Requirements:
Copy the data exactly as it appears, and do not include any pictures.

-- Begin Entries provided --

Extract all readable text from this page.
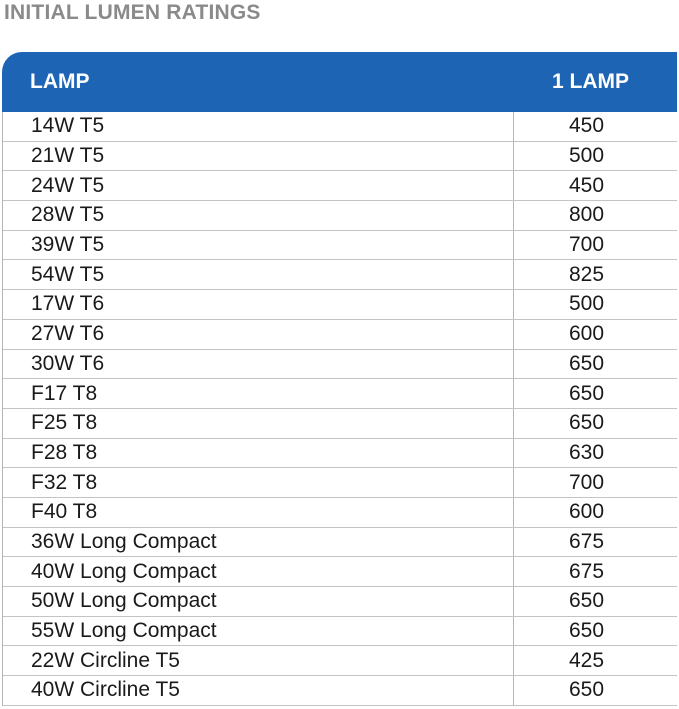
INITIAL LUMEN RATINGS
LAMP	1 LAMP
14W T5	450
21W T5	500
24W T5	450
28W T5	800
39W T5	700
54W T5	825
17W T6	500
27W T6	600
30W T6	650
F17 T8	650
F25 T8	650
F28 T8	630
F32 T8	700
F40 T8	600
36W Long Compact	675
40W Long Compact	675
50W Long Compact	650
55W Long Compact	650
22W Circline T5	425
40W Circline T5	650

-- End Entries provided --

Task output:
Extract all readable text from this page.
INITIAL LUMEN RATINGS
LAMP	1 LAMP
14W T5	450
21W T5	500
24W T5	450
28W T5	800
39W T5	700
54W T5	825
17W T6	500
27W T6	600
30W T6	650
F17 T8	650
F25 T8	650
F28 T8	630
F32 T8	700
F40 T8	600
36W Long Compact	675
40W Long Compact	675
50W Long Compact	650
55W Long Compact	650
22W Circline T5	425
40W Circline T5	650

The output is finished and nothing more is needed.